TO DO: Return nothing but the lines from the line with "Read out every word on this page." through the last line of the entries that follow, copied exactly and free of pictures.

Saved entries:
- - -

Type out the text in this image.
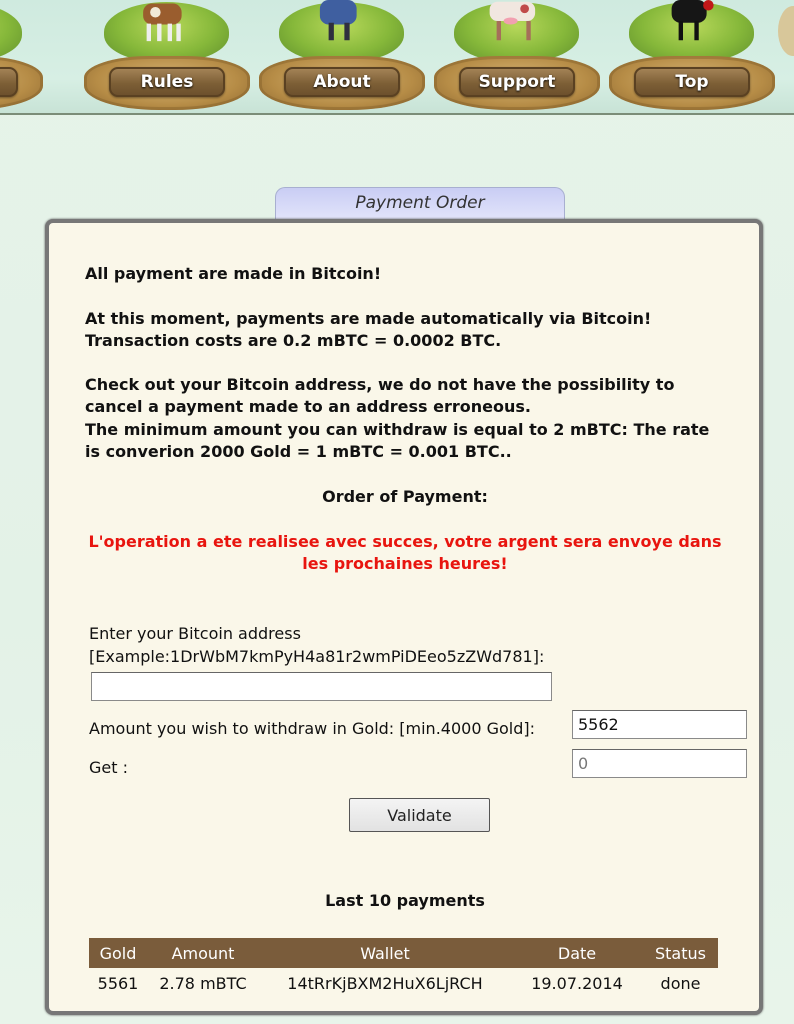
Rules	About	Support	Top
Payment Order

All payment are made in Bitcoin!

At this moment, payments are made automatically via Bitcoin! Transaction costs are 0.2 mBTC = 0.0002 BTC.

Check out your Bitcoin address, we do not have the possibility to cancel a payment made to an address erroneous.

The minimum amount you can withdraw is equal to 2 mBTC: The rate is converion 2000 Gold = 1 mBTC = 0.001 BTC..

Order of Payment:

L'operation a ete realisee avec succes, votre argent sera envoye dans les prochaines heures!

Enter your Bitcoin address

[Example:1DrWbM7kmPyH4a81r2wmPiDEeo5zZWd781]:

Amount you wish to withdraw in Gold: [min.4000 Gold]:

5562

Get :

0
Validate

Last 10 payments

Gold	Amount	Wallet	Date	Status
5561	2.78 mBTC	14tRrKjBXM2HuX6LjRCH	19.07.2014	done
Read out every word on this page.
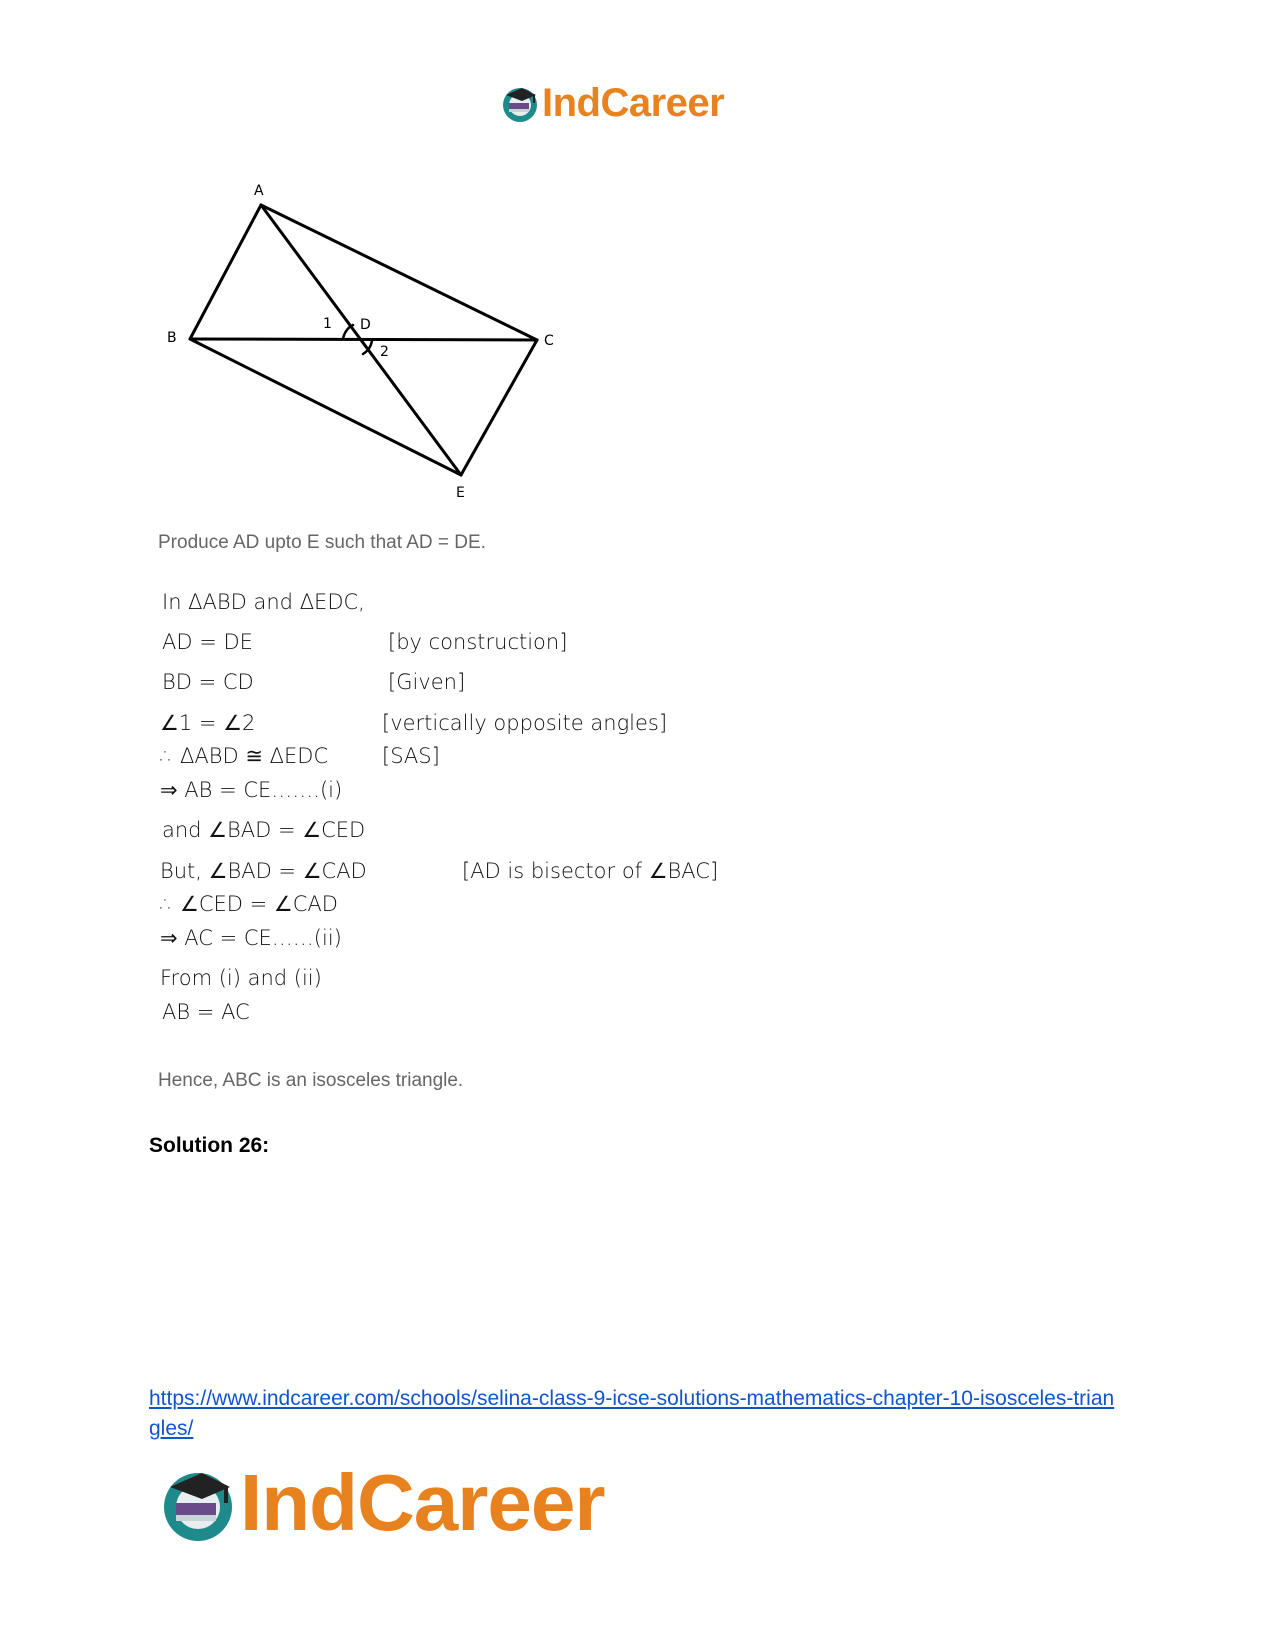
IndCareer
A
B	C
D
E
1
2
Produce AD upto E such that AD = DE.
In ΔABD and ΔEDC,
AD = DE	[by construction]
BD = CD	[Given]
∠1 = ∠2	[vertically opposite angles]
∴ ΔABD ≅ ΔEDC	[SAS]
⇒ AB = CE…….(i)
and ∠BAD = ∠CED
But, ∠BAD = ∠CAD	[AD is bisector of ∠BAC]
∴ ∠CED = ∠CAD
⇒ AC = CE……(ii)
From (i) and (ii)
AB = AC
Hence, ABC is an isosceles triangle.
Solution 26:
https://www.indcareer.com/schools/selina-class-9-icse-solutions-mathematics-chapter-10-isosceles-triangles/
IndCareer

- - -

WORKED ANSWER:
Read out every word on this page.
IndCareer
A
B	C
D
E
1
2
Produce AD upto E such that AD = DE.
In ΔABD and ΔEDC,
AD = DE	[by construction]
BD = CD	[Given]
∠1 = ∠2	[vertically opposite angles]
∴ ΔABD ≅ ΔEDC	[SAS]
⇒ AB = CE…….(i)
and ∠BAD = ∠CED
But, ∠BAD = ∠CAD	[AD is bisector of ∠BAC]
∴ ∠CED = ∠CAD
⇒ AC = CE……(ii)
From (i) and (ii)
AB = AC
Hence, ABC is an isosceles triangle.
Solution 26:
https://www.indcareer.com/schools/selina-class-9-icse-solutions-mathematics-chapter-10-isosceles-triangles/
IndCareer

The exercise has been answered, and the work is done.